- _Set exercise_
Track down every line below that holds "name" and copy it.

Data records

= = =

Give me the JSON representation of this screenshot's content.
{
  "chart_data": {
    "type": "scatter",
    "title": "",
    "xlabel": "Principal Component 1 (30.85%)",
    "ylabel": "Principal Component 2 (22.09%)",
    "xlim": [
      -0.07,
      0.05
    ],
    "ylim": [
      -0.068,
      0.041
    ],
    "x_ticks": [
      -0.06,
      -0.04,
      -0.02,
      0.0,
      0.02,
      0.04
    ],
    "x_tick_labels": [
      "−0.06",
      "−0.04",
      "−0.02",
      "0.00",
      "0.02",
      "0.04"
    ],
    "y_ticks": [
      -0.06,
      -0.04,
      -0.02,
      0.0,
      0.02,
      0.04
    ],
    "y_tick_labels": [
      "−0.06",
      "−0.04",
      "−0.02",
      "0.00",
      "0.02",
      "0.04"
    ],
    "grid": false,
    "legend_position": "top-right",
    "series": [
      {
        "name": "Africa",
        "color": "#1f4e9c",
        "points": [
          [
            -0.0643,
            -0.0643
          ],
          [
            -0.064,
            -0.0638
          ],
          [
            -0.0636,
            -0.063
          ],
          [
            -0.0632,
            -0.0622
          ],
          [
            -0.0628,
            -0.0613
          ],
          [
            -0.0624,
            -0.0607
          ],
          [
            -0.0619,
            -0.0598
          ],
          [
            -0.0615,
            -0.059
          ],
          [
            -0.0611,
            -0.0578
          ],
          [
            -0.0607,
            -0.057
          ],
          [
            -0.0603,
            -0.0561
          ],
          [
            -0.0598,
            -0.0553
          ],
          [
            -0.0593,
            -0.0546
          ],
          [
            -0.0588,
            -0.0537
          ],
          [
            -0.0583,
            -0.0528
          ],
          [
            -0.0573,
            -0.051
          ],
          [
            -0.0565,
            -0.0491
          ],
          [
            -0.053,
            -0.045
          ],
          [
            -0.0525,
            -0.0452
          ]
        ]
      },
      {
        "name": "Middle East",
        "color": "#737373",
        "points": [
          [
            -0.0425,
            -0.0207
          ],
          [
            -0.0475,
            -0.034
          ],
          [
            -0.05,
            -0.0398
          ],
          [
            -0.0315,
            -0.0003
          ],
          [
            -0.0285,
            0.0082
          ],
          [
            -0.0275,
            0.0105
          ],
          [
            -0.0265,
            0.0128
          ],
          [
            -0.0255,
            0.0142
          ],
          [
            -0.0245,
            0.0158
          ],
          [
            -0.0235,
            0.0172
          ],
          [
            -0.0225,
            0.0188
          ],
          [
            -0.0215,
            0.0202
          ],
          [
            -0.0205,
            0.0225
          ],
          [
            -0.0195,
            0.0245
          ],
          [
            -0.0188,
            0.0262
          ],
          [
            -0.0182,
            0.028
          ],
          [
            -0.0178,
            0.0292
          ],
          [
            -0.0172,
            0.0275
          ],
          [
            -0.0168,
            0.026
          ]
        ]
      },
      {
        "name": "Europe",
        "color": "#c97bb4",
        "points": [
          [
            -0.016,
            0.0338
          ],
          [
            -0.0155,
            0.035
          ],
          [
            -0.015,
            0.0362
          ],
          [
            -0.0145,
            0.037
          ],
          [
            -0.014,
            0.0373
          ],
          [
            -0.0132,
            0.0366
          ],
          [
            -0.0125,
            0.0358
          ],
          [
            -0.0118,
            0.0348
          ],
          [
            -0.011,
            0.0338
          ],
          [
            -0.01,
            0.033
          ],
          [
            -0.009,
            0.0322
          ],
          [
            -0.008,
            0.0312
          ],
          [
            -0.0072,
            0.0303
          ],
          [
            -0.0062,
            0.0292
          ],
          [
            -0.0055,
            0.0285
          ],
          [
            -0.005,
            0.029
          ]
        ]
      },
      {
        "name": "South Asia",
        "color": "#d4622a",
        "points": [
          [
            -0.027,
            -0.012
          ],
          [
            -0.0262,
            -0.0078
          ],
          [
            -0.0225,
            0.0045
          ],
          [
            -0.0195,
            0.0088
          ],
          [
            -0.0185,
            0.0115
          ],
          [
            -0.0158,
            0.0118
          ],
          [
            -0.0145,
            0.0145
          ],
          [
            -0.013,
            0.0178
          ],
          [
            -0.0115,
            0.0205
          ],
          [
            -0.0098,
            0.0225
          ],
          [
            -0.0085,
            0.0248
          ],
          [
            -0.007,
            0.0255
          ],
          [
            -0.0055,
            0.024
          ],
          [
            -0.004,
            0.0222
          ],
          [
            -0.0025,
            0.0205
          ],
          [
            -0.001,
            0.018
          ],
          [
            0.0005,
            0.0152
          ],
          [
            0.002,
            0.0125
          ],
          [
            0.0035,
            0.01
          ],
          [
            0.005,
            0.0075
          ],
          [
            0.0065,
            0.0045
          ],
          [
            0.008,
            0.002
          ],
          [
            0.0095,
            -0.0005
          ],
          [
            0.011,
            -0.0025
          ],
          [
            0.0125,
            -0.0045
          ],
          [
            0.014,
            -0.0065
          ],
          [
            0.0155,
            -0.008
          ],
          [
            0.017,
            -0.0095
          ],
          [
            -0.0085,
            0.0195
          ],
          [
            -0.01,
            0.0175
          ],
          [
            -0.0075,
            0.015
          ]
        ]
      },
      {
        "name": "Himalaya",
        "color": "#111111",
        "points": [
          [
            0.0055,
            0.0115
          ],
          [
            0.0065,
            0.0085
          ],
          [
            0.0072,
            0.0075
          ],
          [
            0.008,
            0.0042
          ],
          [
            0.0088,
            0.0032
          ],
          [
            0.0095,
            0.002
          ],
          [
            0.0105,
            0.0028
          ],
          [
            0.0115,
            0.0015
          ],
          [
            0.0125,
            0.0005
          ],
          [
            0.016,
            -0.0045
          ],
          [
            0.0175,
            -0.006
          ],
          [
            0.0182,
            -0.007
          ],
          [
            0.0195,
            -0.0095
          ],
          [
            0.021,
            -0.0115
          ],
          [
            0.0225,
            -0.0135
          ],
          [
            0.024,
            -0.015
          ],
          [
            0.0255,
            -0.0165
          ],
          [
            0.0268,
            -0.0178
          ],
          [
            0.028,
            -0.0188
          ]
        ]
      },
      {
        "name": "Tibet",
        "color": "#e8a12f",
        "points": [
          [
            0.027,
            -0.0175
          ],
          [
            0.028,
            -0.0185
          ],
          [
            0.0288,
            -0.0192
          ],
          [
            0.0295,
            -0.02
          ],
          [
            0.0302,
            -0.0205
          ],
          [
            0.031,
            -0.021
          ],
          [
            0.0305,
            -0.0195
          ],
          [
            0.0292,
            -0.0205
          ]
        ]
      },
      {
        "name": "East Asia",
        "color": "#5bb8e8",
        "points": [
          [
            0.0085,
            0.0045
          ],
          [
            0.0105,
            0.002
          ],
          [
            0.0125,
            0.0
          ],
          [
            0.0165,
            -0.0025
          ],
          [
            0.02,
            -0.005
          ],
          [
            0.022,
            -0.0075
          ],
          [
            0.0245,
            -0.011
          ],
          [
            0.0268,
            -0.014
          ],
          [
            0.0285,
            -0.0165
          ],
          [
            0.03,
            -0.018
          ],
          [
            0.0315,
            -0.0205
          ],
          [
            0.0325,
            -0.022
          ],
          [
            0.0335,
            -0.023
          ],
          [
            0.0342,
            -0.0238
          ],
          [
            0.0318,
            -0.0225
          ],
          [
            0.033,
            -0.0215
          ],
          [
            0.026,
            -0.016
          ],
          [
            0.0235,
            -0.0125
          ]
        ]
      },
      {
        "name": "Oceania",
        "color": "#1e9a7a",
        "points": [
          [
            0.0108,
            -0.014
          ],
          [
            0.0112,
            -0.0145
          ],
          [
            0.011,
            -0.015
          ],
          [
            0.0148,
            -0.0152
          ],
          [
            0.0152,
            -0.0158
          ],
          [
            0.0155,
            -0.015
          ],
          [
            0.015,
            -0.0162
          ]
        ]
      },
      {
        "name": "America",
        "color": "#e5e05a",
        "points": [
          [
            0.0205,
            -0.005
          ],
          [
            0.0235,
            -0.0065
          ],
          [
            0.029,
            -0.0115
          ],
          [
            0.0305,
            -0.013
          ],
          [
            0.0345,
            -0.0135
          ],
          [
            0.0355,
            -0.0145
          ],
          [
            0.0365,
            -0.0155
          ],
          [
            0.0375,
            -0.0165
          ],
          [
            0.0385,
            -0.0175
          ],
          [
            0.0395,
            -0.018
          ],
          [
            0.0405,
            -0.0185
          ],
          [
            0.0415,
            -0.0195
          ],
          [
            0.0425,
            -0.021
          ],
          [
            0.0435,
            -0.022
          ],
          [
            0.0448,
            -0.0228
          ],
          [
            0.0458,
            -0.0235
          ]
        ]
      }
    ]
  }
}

= = =

- _Exercise answer_
        "name": "Africa",
        "name": "Middle East",
        "name": "Europe",
        "name": "South Asia",
        "name": "Himalaya",
        "name": "Tibet",
        "name": "East Asia",
        "name": "Oceania",
        "name": "America",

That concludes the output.